What you are asked to do =
Rewrite every line in all the items below, with "data-point" changed to "marker" wherever it appears and everything else left unchanged.

[A block of data]
═══

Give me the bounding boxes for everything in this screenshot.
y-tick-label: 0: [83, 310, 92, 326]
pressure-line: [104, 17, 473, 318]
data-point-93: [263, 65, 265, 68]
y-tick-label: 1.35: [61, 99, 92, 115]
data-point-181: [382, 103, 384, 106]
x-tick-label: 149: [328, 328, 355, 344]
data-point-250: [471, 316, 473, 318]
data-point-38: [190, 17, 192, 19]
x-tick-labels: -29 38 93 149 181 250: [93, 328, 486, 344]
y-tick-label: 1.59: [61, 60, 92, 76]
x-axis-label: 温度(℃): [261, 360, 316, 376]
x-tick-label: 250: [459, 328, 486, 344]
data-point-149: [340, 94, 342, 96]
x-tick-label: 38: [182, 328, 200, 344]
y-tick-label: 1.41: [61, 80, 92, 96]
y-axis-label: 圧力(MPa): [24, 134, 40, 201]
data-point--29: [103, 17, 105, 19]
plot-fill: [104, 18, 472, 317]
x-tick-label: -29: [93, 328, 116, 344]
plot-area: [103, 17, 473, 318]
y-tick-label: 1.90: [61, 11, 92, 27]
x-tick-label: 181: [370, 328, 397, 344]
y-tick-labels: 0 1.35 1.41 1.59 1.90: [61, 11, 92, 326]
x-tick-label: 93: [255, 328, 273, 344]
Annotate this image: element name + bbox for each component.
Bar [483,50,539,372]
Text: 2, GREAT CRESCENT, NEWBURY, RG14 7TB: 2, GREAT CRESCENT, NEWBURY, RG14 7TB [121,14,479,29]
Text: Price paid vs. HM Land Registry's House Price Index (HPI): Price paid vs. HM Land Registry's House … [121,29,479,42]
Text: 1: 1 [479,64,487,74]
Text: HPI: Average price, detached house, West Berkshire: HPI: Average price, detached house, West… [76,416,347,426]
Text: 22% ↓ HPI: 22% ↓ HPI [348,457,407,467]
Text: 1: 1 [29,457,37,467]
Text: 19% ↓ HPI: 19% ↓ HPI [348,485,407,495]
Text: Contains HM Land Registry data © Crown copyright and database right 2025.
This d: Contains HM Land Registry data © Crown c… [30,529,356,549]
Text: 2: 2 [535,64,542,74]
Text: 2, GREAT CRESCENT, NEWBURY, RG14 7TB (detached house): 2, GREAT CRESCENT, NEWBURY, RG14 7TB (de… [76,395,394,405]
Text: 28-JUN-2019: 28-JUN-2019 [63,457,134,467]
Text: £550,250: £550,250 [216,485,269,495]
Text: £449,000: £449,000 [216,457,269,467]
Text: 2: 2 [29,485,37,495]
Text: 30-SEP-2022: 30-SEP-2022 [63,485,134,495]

═══

Answer to this task =
Give me the bounding boxes for everything in this screenshot.
y-tick-label: 0: [83, 310, 92, 326]
pressure-line: [104, 17, 473, 318]
marker-93: [263, 65, 265, 68]
y-tick-label: 1.35: [61, 99, 92, 115]
marker-181: [382, 103, 384, 106]
x-tick-label: 149: [328, 328, 355, 344]
marker-250: [471, 316, 473, 318]
marker-38: [190, 17, 192, 19]
x-tick-labels: -29 38 93 149 181 250: [93, 328, 486, 344]
y-tick-label: 1.59: [61, 60, 92, 76]
x-axis-label: 温度(℃): [261, 360, 316, 376]
x-tick-label: 250: [459, 328, 486, 344]
marker-149: [340, 94, 342, 96]
x-tick-label: 38: [182, 328, 200, 344]
y-tick-label: 1.41: [61, 80, 92, 96]
y-axis-label: 圧力(MPa): [24, 134, 40, 201]
marker--29: [103, 17, 105, 19]
plot-fill: [104, 18, 472, 317]
x-tick-label: -29: [93, 328, 116, 344]
plot-area: [103, 17, 473, 318]
y-tick-label: 1.90: [61, 11, 92, 27]
x-tick-label: 181: [370, 328, 397, 344]
y-tick-labels: 0 1.35 1.41 1.59 1.90: [61, 11, 92, 326]
x-tick-label: 93: [255, 328, 273, 344]
Annotate this image: element name + bbox for each component.
Bar [483,50,539,372]
Text: 2, GREAT CRESCENT, NEWBURY, RG14 7TB: 2, GREAT CRESCENT, NEWBURY, RG14 7TB [121,14,479,29]
Text: Price paid vs. HM Land Registry's House Price Index (HPI): Price paid vs. HM Land Registry's House … [121,29,479,42]
Text: 1: 1 [479,64,487,74]
Text: HPI: Average price, detached house, West Berkshire: HPI: Average price, detached house, West… [76,416,347,426]
Text: 22% ↓ HPI: 22% ↓ HPI [348,457,407,467]
Text: 1: 1 [29,457,37,467]
Text: 19% ↓ HPI: 19% ↓ HPI [348,485,407,495]
Text: Contains HM Land Registry data © Crown copyright and database right 2025.
This d: Contains HM Land Registry data © Crown c… [30,529,356,549]
Text: 2: 2 [535,64,542,74]
Text: 2, GREAT CRESCENT, NEWBURY, RG14 7TB (detached house): 2, GREAT CRESCENT, NEWBURY, RG14 7TB (de… [76,395,394,405]
Text: 28-JUN-2019: 28-JUN-2019 [63,457,134,467]
Text: £550,250: £550,250 [216,485,269,495]
Text: £449,000: £449,000 [216,457,269,467]
Text: 2: 2 [29,485,37,495]
Text: 30-SEP-2022: 30-SEP-2022 [63,485,134,495]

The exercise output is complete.